» Data provided:
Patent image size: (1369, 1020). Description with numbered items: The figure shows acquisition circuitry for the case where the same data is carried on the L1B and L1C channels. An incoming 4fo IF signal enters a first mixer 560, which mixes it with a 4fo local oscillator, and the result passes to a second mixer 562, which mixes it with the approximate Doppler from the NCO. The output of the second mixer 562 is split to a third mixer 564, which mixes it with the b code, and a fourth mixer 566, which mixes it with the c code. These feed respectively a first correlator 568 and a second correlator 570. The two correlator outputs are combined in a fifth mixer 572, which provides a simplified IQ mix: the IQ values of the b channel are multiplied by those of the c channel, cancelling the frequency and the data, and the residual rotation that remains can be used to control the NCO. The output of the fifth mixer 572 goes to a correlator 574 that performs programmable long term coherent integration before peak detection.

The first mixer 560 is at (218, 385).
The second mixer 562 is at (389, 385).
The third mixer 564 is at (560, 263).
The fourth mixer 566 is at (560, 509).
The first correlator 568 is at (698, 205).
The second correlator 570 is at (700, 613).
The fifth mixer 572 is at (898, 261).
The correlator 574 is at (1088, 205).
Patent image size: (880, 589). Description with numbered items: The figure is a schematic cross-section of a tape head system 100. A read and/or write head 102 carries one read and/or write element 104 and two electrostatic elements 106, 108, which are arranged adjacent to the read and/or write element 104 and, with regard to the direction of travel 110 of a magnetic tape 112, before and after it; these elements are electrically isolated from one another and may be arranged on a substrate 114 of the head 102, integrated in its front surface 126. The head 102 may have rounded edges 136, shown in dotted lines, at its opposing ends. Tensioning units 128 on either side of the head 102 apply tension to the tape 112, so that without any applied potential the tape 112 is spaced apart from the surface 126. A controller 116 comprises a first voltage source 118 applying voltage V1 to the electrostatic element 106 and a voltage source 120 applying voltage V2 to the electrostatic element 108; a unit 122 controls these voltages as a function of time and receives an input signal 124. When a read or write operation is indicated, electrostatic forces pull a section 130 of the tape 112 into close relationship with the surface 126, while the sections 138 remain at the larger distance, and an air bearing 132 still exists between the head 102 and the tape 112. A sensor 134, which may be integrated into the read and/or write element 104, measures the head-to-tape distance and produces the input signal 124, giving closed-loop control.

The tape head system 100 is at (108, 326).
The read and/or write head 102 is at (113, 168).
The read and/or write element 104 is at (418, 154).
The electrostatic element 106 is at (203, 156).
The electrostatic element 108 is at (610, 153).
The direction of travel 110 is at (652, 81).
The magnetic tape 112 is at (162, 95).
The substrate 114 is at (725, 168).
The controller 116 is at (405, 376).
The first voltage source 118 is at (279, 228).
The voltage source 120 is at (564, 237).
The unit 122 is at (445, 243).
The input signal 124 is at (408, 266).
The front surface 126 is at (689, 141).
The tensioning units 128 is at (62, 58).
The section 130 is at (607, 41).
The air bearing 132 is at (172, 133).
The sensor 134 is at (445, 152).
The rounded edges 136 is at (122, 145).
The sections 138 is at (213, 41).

» What is needed: Pull out every line of the items above that contains the word "fourth".

» Expected output:
Patent image size: (1369, 1020). Description with numbered items: The figure shows acquisition circuitry for the case where the same data is carried on the L1B and L1C channels. An incoming 4fo IF signal enters a first mixer 560, which mixes it with a 4fo local oscillator, and the result passes to a second mixer 562, which mixes it with the approximate Doppler from the NCO. The output of the second mixer 562 is split to a third mixer 564, which mixes it with the b code, and a fourth mixer 566, which mixes it with the c code. These feed respectively a first correlator 568 and a second correlator 570. The two correlator outputs are combined in a fifth mixer 572, which provides a simplified IQ mix: the IQ values of the b channel are multiplied by those of the c channel, cancelling the frequency and the data, and the residual rotation that remains can be used to control the NCO. The output of the fifth mixer 572 goes to a correlator 574 that performs programmable long term coherent integration before peak detection.
The fourth mixer 566 is at (560, 509).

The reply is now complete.